═════ DATA PROVIDED ═════

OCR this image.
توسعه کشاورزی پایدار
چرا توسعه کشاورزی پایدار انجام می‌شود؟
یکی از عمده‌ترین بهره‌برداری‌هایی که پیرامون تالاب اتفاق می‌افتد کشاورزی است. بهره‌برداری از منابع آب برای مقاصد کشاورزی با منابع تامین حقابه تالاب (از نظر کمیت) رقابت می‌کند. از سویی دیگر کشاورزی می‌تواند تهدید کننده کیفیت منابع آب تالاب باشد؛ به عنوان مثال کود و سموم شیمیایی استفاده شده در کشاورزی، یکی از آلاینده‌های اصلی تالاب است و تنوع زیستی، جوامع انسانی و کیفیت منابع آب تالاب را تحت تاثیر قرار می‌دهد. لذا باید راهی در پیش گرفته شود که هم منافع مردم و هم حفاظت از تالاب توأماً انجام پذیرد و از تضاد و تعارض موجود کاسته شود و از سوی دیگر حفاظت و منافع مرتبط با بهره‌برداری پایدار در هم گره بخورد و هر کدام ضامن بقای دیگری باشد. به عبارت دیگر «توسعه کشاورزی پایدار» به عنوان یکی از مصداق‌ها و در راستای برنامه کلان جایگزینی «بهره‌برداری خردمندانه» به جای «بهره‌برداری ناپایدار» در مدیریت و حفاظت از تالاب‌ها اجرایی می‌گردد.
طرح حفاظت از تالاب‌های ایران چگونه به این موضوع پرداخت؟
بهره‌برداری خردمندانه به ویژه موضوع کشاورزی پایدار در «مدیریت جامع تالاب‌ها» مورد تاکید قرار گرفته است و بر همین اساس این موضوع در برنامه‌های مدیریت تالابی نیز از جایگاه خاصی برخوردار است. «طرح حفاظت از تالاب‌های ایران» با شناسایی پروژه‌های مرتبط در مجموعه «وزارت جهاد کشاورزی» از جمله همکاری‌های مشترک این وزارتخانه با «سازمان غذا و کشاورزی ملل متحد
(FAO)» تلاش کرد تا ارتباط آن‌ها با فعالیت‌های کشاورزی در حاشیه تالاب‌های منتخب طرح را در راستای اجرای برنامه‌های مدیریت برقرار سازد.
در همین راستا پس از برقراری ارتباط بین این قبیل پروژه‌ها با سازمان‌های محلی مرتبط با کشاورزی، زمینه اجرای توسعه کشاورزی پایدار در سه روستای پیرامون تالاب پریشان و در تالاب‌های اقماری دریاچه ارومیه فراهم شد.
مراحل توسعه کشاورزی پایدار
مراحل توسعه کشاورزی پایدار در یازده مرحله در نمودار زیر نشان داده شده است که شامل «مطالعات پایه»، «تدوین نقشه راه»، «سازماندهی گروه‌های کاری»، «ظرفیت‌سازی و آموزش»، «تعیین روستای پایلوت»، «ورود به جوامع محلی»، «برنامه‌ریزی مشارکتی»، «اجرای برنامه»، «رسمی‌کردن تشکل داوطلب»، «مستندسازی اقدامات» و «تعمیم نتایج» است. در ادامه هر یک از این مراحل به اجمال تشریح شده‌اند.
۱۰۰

═════

Every line above should be written out again exactly as it stands.

SOLUTION TO THIS PROBLEM:
OCR this image.
توسعه کشاورزی پایدار
چرا توسعه کشاورزی پایدار انجام می‌شود؟
یکی از عمده‌ترین بهره‌برداری‌هایی که پیرامون تالاب اتفاق می‌افتد کشاورزی است. بهره‌برداری از منابع آب برای مقاصد کشاورزی با منابع تامین حقابه تالاب (از نظر کمیت) رقابت می‌کند. از سویی دیگر کشاورزی می‌تواند تهدید کننده کیفیت منابع آب تالاب باشد؛ به عنوان مثال کود و سموم شیمیایی استفاده شده در کشاورزی، یکی از آلاینده‌های اصلی تالاب است و تنوع زیستی، جوامع انسانی و کیفیت منابع آب تالاب را تحت تاثیر قرار می‌دهد. لذا باید راهی در پیش گرفته شود که هم منافع مردم و هم حفاظت از تالاب توأماً انجام پذیرد و از تضاد و تعارض موجود کاسته شود و از سوی دیگر حفاظت و منافع مرتبط با بهره‌برداری پایدار در هم گره بخورد و هر کدام ضامن بقای دیگری باشد. به عبارت دیگر «توسعه کشاورزی پایدار» به عنوان یکی از مصداق‌ها و در راستای برنامه کلان جایگزینی «بهره‌برداری خردمندانه» به جای «بهره‌برداری ناپایدار» در مدیریت و حفاظت از تالاب‌ها اجرایی می‌گردد.
طرح حفاظت از تالاب‌های ایران چگونه به این موضوع پرداخت؟
بهره‌برداری خردمندانه به ویژه موضوع کشاورزی پایدار در «مدیریت جامع تالاب‌ها» مورد تاکید قرار گرفته است و بر همین اساس این موضوع در برنامه‌های مدیریت تالابی نیز از جایگاه خاصی برخوردار است. «طرح حفاظت از تالاب‌های ایران» با شناسایی پروژه‌های مرتبط در مجموعه «وزارت جهاد کشاورزی» از جمله همکاری‌های مشترک این وزارتخانه با «سازمان غذا و کشاورزی ملل متحد
(FAO)» تلاش کرد تا ارتباط آن‌ها با فعالیت‌های کشاورزی در حاشیه تالاب‌های منتخب طرح را در راستای اجرای برنامه‌های مدیریت برقرار سازد.
در همین راستا پس از برقراری ارتباط بین این قبیل پروژه‌ها با سازمان‌های محلی مرتبط با کشاورزی، زمینه اجرای توسعه کشاورزی پایدار در سه روستای پیرامون تالاب پریشان و در تالاب‌های اقماری دریاچه ارومیه فراهم شد.
مراحل توسعه کشاورزی پایدار
مراحل توسعه کشاورزی پایدار در یازده مرحله در نمودار زیر نشان داده شده است که شامل «مطالعات پایه»، «تدوین نقشه راه»، «سازماندهی گروه‌های کاری»، «ظرفیت‌سازی و آموزش»، «تعیین روستای پایلوت»، «ورود به جوامع محلی»، «برنامه‌ریزی مشارکتی»، «اجرای برنامه»، «رسمی‌کردن تشکل داوطلب»، «مستندسازی اقدامات» و «تعمیم نتایج» است. در ادامه هر یک از این مراحل به اجمال تشریح شده‌اند.
۱۰۰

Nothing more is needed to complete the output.